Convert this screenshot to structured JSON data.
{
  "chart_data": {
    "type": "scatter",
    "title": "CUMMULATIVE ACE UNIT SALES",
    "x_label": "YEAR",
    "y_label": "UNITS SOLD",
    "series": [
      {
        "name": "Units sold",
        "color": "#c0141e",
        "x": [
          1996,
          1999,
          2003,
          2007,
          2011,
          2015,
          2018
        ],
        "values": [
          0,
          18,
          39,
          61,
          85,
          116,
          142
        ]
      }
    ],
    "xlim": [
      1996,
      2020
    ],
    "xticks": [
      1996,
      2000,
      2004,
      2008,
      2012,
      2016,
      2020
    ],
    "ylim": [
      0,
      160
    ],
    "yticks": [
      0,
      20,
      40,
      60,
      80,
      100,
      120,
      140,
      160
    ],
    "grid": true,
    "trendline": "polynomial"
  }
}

» Task to complete:
Quote the material exactly, leaving nothing out.

» Output of the exercise:
Convert this screenshot to structured JSON data.
{
  "chart_data": {
    "type": "scatter",
    "title": "CUMMULATIVE ACE UNIT SALES",
    "x_label": "YEAR",
    "y_label": "UNITS SOLD",
    "series": [
      {
        "name": "Units sold",
        "color": "#c0141e",
        "x": [
          1996,
          1999,
          2003,
          2007,
          2011,
          2015,
          2018
        ],
        "values": [
          0,
          18,
          39,
          61,
          85,
          116,
          142
        ]
      }
    ],
    "xlim": [
      1996,
      2020
    ],
    "xticks": [
      1996,
      2000,
      2004,
      2008,
      2012,
      2016,
      2020
    ],
    "ylim": [
      0,
      160
    ],
    "yticks": [
      0,
      20,
      40,
      60,
      80,
      100,
      120,
      140,
      160
    ],
    "grid": true,
    "trendline": "polynomial"
  }
}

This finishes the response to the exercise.